Written problem >>
Repeat the records verbatim and leave the pictures out of your copy.

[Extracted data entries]
┄┄┄┄┄┄┄┄┄┄

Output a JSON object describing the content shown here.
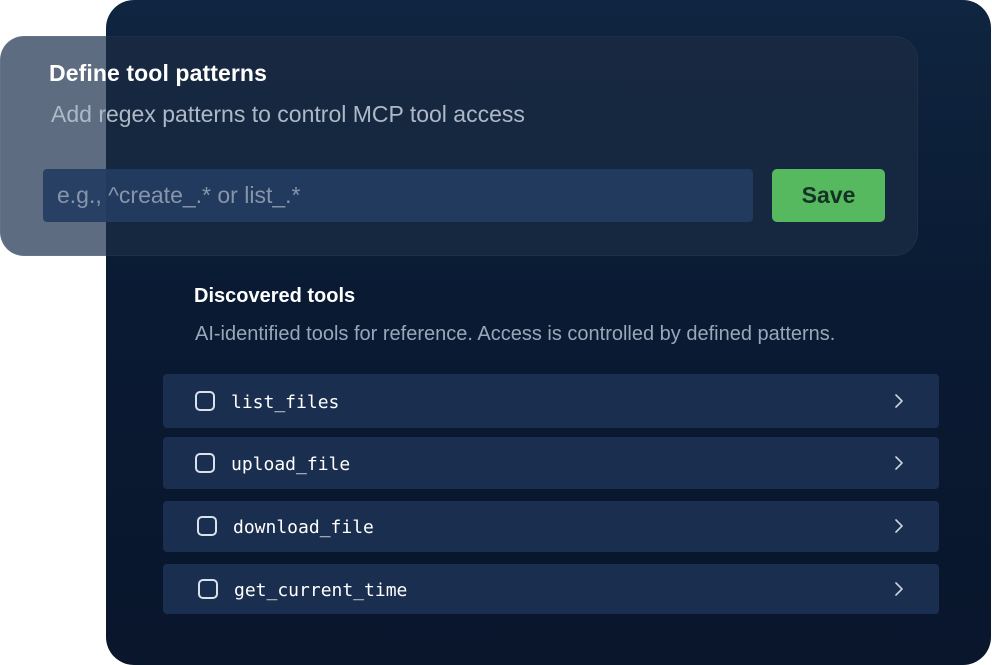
{
  "pattern_card": {
    "title": "Define tool patterns",
    "subtitle": "Add regex patterns to control MCP tool access",
    "input_placeholder": "e.g., ^create_.* or list_.*",
    "input_value": "",
    "save_label": "Save"
  },
  "discovered": {
    "title": "Discovered tools",
    "subtitle": "AI-identified tools for reference. Access is controlled by defined patterns.",
    "tools": [
      {
        "name": "list_files",
        "checked": false
      },
      {
        "name": "upload_file",
        "checked": false
      },
      {
        "name": "download_file",
        "checked": false
      },
      {
        "name": "get_current_time",
        "checked": false
      }
    ]
  },
  "colors": {
    "panel_background": "#0a1a33",
    "row_background": "#1a2e4f",
    "save_button": "#56b95f",
    "save_text": "#143226"
  },
  "icons": {
    "row_chevron": "chevron-right-icon",
    "row_checkbox": "checkbox-icon"
  }
}
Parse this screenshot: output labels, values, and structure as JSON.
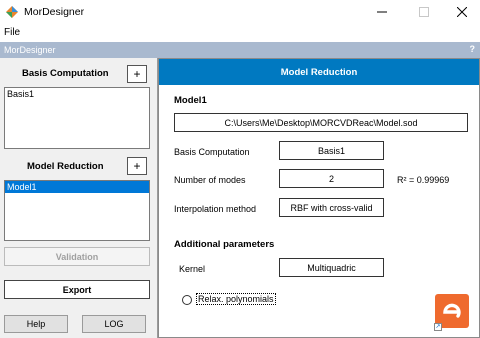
{
  "window": {
    "title": "MorDesigner"
  },
  "menu": {
    "file": "File"
  },
  "subbar": {
    "title": "MorDesigner",
    "help": "?"
  },
  "left": {
    "basis_title": "Basis Computation",
    "basis_plus": "+",
    "basis_items": [
      "Basis1"
    ],
    "model_title": "Model Reduction",
    "model_plus": "+",
    "model_items": [
      "Model1"
    ],
    "validation": "Validation",
    "export": "Export",
    "help": "Help",
    "log": "LOG"
  },
  "right": {
    "header": "Model Reduction",
    "model_name": "Model1",
    "file_path": "C:\\Users\\Me\\Desktop\\MORCVDReac\\Model.sod",
    "basis_label": "Basis Computation",
    "basis_value": "Basis1",
    "modes_label": "Number of modes",
    "modes_value": "2",
    "r2": "R² = 0.99969",
    "interp_label": "Interpolation method",
    "interp_value": "RBF with cross-valid",
    "additional_title": "Additional parameters",
    "kernel_label": "Kernel",
    "kernel_value": "Multiquadric",
    "relax_label": "Relax. polynomials"
  },
  "colors": {
    "accent": "#0079c1",
    "selection": "#0078d7",
    "subbar": "#a9b9cf",
    "logo": "#ef6a2e"
  }
}
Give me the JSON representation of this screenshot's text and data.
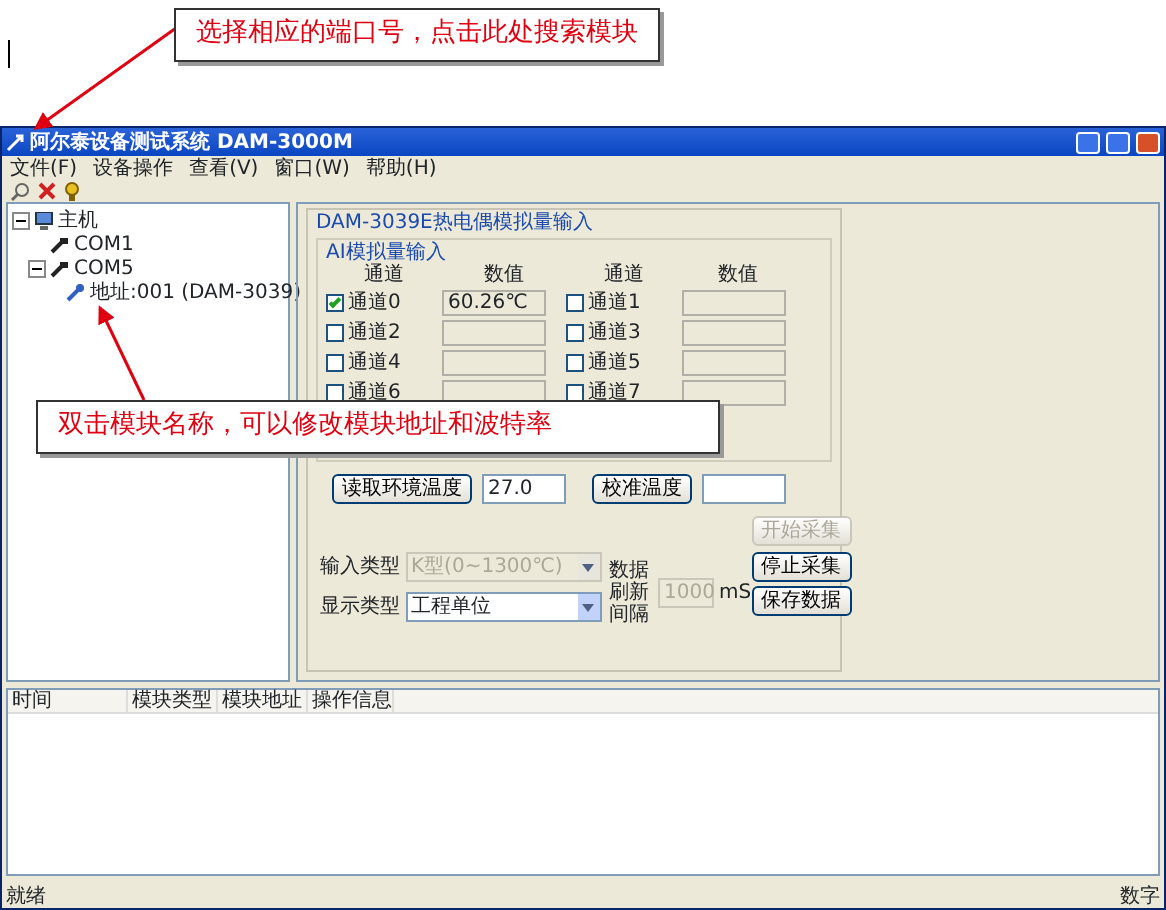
{
  "annotations": [
    {
      "text": "选择相应的端口号，点击此处搜索模块"
    },
    {
      "text": "双击模块名称，可以修改模块地址和波特率"
    }
  ],
  "window": {
    "title": "阿尔泰设备测试系统 DAM-3000M"
  },
  "menu": [
    "文件(F)",
    "设备操作",
    "查看(V)",
    "窗口(W)",
    "帮助(H)"
  ],
  "tree": [
    {
      "label": "主机",
      "expanded": true,
      "kind": "host",
      "children": [
        {
          "label": "COM1",
          "kind": "port"
        },
        {
          "label": "COM5",
          "kind": "port",
          "expanded": true,
          "children": [
            {
              "label": "地址:001 (DAM-3039)",
              "kind": "module"
            }
          ]
        }
      ]
    }
  ],
  "module_panel": {
    "title": "DAM-3039E热电偶模拟量输入",
    "group_title": "AI模拟量输入",
    "column_headers": [
      "通道",
      "数值",
      "通道",
      "数值"
    ],
    "channels": [
      {
        "label": "通道0",
        "checked": true,
        "value": "60.26℃"
      },
      {
        "label": "通道1",
        "checked": false
      },
      {
        "label": "通道2",
        "checked": false
      },
      {
        "label": "通道3",
        "checked": false
      },
      {
        "label": "通道4",
        "checked": false
      },
      {
        "label": "通道5",
        "checked": false
      },
      {
        "label": "通道6",
        "checked": false
      },
      {
        "label": "通道7",
        "checked": false
      }
    ],
    "ambient_button": "读取环境温度",
    "ambient_value": "27.0",
    "calibrate_button": "校准温度",
    "input_type": {
      "label": "输入类型",
      "value": "K型(0~1300℃)",
      "disabled": true
    },
    "display_type": {
      "label": "显示类型",
      "value": "工程单位",
      "disabled": false
    },
    "refresh": {
      "label": "数据刷新间隔",
      "value": "1000",
      "unit": "mS",
      "disabled": true
    },
    "buttons": [
      {
        "label": "开始采集",
        "disabled": true
      },
      {
        "label": "停止采集",
        "disabled": false
      },
      {
        "label": "保存数据",
        "disabled": false
      }
    ]
  },
  "log_table": {
    "columns": [
      "时间",
      "模块类型",
      "模块地址",
      "操作信息"
    ]
  },
  "status_bar": [
    "就绪",
    "数字"
  ]
}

┄┄┄┄┄┄┄┄┄┄

Written answer >>
Output a JSON object describing the content shown here.
{
  "pattern_card": {
    "title": "Define tool patterns",
    "subtitle": "Add regex patterns to control MCP tool access",
    "input_placeholder": "e.g., ^create_.* or list_.*",
    "input_value": "",
    "save_label": "Save"
  },
  "discovered": {
    "title": "Discovered tools",
    "subtitle": "AI-identified tools for reference. Access is controlled by defined patterns.",
    "tools": [
      {
        "name": "list_files",
        "checked": false
      },
      {
        "name": "upload_file",
        "checked": false
      },
      {
        "name": "download_file",
        "checked": false
      },
      {
        "name": "get_current_time",
        "checked": false
      }
    ]
  },
  "colors": {
    "panel_background": "#0a1a33",
    "row_background": "#1a2e4f",
    "save_button": "#56b95f",
    "save_text": "#143226"
  },
  "icons": {
    "row_chevron": "chevron-right-icon",
    "row_checkbox": "checkbox-icon"
  }
}
Parse this screenshot: output labels, values, and structure as JSON.
{
  "window": {
    "title": "MorDesigner"
  },
  "menu": {
    "file": "File"
  },
  "subbar": {
    "title": "MorDesigner",
    "help": "?"
  },
  "left": {
    "basis_title": "Basis Computation",
    "basis_plus": "+",
    "basis_items": [
      "Basis1"
    ],
    "model_title": "Model Reduction",
    "model_plus": "+",
    "model_items": [
      "Model1"
    ],
    "validation": "Validation",
    "export": "Export",
    "help": "Help",
    "log": "LOG"
  },
  "right": {
    "header": "Model Reduction",
    "model_name": "Model1",
    "file_path": "C:\\Users\\Me\\Desktop\\MORCVDReac\\Model.sod",
    "basis_label": "Basis Computation",
    "basis_value": "Basis1",
    "modes_label": "Number of modes",
    "modes_value": "2",
    "r2": "R² = 0.99969",
    "interp_label": "Interpolation method",
    "interp_value": "RBF with cross-valid",
    "additional_title": "Additional parameters",
    "kernel_label": "Kernel",
    "kernel_value": "Multiquadric",
    "relax_label": "Relax. polynomials"
  },
  "colors": {
    "accent": "#0079c1",
    "selection": "#0078d7",
    "subbar": "#a9b9cf",
    "logo": "#ef6a2e"
  }
}
Give me the JSON representation of this screenshot's text and data.
{
  "annotations": [
    {
      "text": "选择相应的端口号，点击此处搜索模块"
    },
    {
      "text": "双击模块名称，可以修改模块地址和波特率"
    }
  ],
  "window": {
    "title": "阿尔泰设备测试系统 DAM-3000M"
  },
  "menu": [
    "文件(F)",
    "设备操作",
    "查看(V)",
    "窗口(W)",
    "帮助(H)"
  ],
  "tree": [
    {
      "label": "主机",
      "expanded": true,
      "kind": "host",
      "children": [
        {
          "label": "COM1",
          "kind": "port"
        },
        {
          "label": "COM5",
          "kind": "port",
          "expanded": true,
          "children": [
            {
              "label": "地址:001 (DAM-3039)",
              "kind": "module"
            }
          ]
        }
      ]
    }
  ],
  "module_panel": {
    "title": "DAM-3039E热电偶模拟量输入",
    "group_title": "AI模拟量输入",
    "column_headers": [
      "通道",
      "数值",
      "通道",
      "数值"
    ],
    "channels": [
      {
        "label": "通道0",
        "checked": true,
        "value": "60.26℃"
      },
      {
        "label": "通道1",
        "checked": false
      },
      {
        "label": "通道2",
        "checked": false
      },
      {
        "label": "通道3",
        "checked": false
      },
      {
        "label": "通道4",
        "checked": false
      },
      {
        "label": "通道5",
        "checked": false
      },
      {
        "label": "通道6",
        "checked": false
      },
      {
        "label": "通道7",
        "checked": false
      }
    ],
    "ambient_button": "读取环境温度",
    "ambient_value": "27.0",
    "calibrate_button": "校准温度",
    "input_type": {
      "label": "输入类型",
      "value": "K型(0~1300℃)",
      "disabled": true
    },
    "display_type": {
      "label": "显示类型",
      "value": "工程单位",
      "disabled": false
    },
    "refresh": {
      "label": "数据刷新间隔",
      "value": "1000",
      "unit": "mS",
      "disabled": true
    },
    "buttons": [
      {
        "label": "开始采集",
        "disabled": true
      },
      {
        "label": "停止采集",
        "disabled": false
      },
      {
        "label": "保存数据",
        "disabled": false
      }
    ]
  },
  "log_table": {
    "columns": [
      "时间",
      "模块类型",
      "模块地址",
      "操作信息"
    ]
  },
  "status_bar": [
    "就绪",
    "数字"
  ]
}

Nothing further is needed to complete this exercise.